— What is asked —
Copy out every line in which the string "mayor" occurs.

-- BEGIN Extracted material --

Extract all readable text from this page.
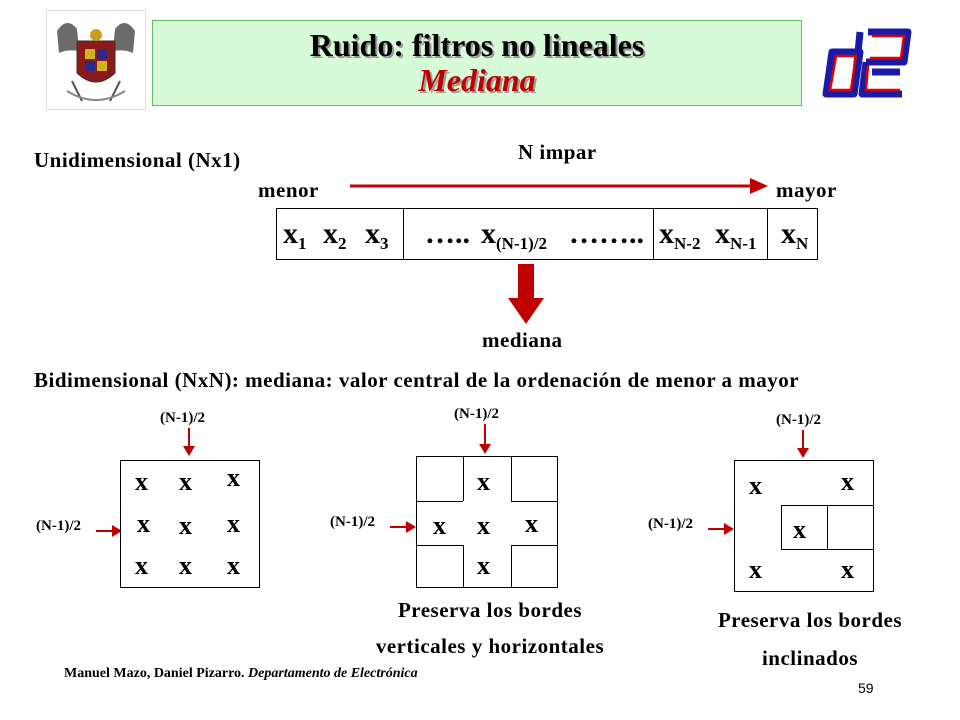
Ruido: filtros no lineales
Mediana
Unidimensional (Nx1)	N impar
menor	mayor
$x_1$ $x_2$ $x_3$ ….. $x_{(N-1)/2}$ …….. $x_{N-2}$ $x_{N-1}$ $x_N$
mediana
Bidimensional (NxN): mediana: valor central de la ordenación de menor a mayor
(N-1)/2
(N-1)/2
x x x
x x x
x x x
(N-1)/2
(N-1)/2
x
x x x
x
Preserva los bordes
verticales y horizontales
(N-1)/2
(N-1)/2
x	x
x
x	x
Preserva los bordes
inclinados
Manuel Mazo, Daniel Pizarro. Departamento de Electrónica
59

-- END Extracted material --

— Solution —
menor	mayor
Bidimensional (NxN): mediana: valor central de la ordenación de menor a mayor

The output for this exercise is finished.